Task statement:
Will you extract the entries word for word? Images should not appear in the copy.

Task material:
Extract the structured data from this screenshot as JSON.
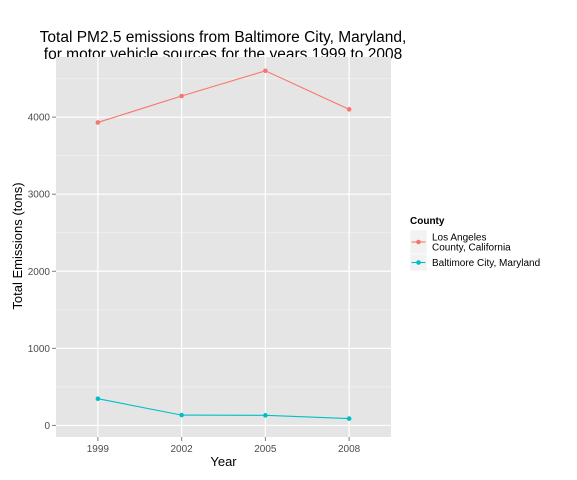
{
  "chart_data": {
    "type": "line",
    "title_lines": [
      "Total PM2.5 emissions from Baltimore City, Maryland,",
      "for motor vehicle sources for the years 1999 to 2008"
    ],
    "xlabel": "Year",
    "ylabel": "Total Emissions (tons)",
    "x": [
      1999,
      2002,
      2005,
      2008
    ],
    "x_tick_labels": [
      "1999",
      "2002",
      "2005",
      "2008"
    ],
    "xlim": [
      1997.5,
      2009.5
    ],
    "y_ticks": [
      0,
      1000,
      2000,
      3000,
      4000
    ],
    "y_tick_labels": [
      "0",
      "1000",
      "2000",
      "3000",
      "4000"
    ],
    "ylim": [
      -150,
      4780
    ],
    "grid": true,
    "legend": {
      "title": "County",
      "position": "right"
    },
    "series": [
      {
        "name": "Los Angeles County, California",
        "label_lines": [
          "Los Angeles",
          "County, California"
        ],
        "color": "#F8766D",
        "values": [
          3931,
          4274,
          4601,
          4101
        ]
      },
      {
        "name": "Baltimore City, Maryland",
        "label_lines": [
          "Baltimore City, Maryland"
        ],
        "color": "#00BFC4",
        "values": [
          347,
          134,
          131,
          89
        ]
      }
    ]
  }
}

Solution to the exercise:
Extract the structured data from this screenshot as JSON.
{
  "chart_data": {
    "type": "line",
    "title_lines": [
      "Total PM2.5 emissions from Baltimore City, Maryland,",
      "for motor vehicle sources for the years 1999 to 2008"
    ],
    "xlabel": "Year",
    "ylabel": "Total Emissions (tons)",
    "x": [
      1999,
      2002,
      2005,
      2008
    ],
    "x_tick_labels": [
      "1999",
      "2002",
      "2005",
      "2008"
    ],
    "xlim": [
      1997.5,
      2009.5
    ],
    "y_ticks": [
      0,
      1000,
      2000,
      3000,
      4000
    ],
    "y_tick_labels": [
      "0",
      "1000",
      "2000",
      "3000",
      "4000"
    ],
    "ylim": [
      -150,
      4780
    ],
    "grid": true,
    "legend": {
      "title": "County",
      "position": "right"
    },
    "series": [
      {
        "name": "Los Angeles County, California",
        "label_lines": [
          "Los Angeles",
          "County, California"
        ],
        "color": "#F8766D",
        "values": [
          3931,
          4274,
          4601,
          4101
        ]
      },
      {
        "name": "Baltimore City, Maryland",
        "label_lines": [
          "Baltimore City, Maryland"
        ],
        "color": "#00BFC4",
        "values": [
          347,
          134,
          131,
          89
        ]
      }
    ]
  }
}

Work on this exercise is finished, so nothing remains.